## TASK BRIEF
Search the records below for the word "verified" and show every line where it occurs.

## DATASET RECORDS
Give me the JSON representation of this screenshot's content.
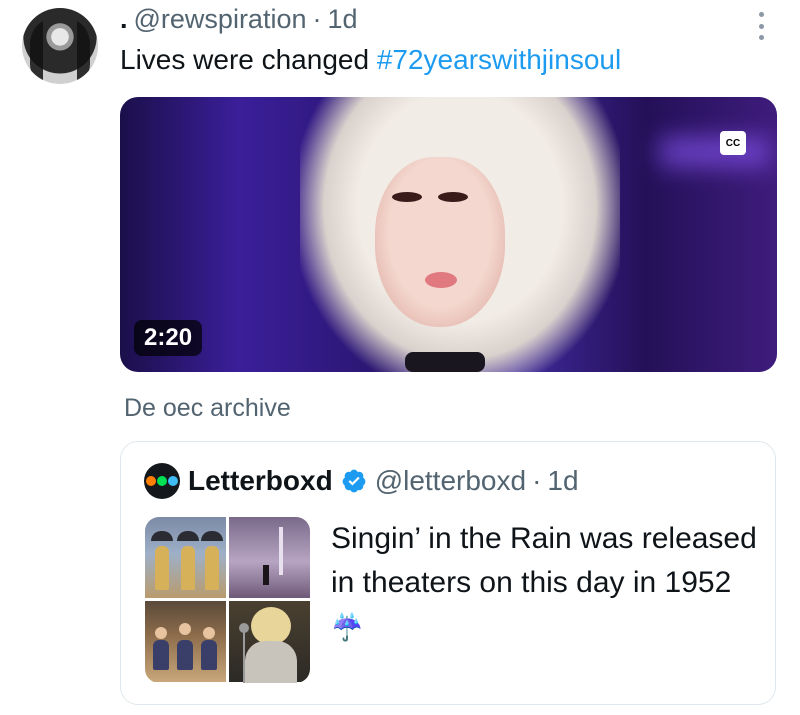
{
  "tweet": {
    "prefix": ".",
    "handle": "@rewspiration",
    "separator": "·",
    "time": "1d",
    "text_plain": "Lives were changed ",
    "hashtag": "#72yearswithjinsoul"
  },
  "video": {
    "duration": "2:20",
    "cc_label": "CC"
  },
  "context_label": "De oec archive",
  "quoted": {
    "name": "Letterboxd",
    "handle": "@letterboxd",
    "separator": "·",
    "time": "1d",
    "text": "Singin’ in the Rain was released in theaters on this day in 1952",
    "emoji": "☔"
  },
  "colors": {
    "link": "#1d9bf0",
    "muted": "#536471",
    "text": "#0f1419",
    "verified": "#1d9bf0",
    "letterboxd_orange": "#ff8000",
    "letterboxd_green": "#00e054",
    "letterboxd_blue": "#40bcf4"
  },
  "icons": {
    "more": "vertical-ellipsis-icon",
    "verified": "verified-badge-icon",
    "captions": "closed-captions-icon",
    "logo": "letterboxd-logo-icon"
  }
}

## FINAL RESULT
    "verified": "#1d9bf0",
    "verified": "verified-badge-icon",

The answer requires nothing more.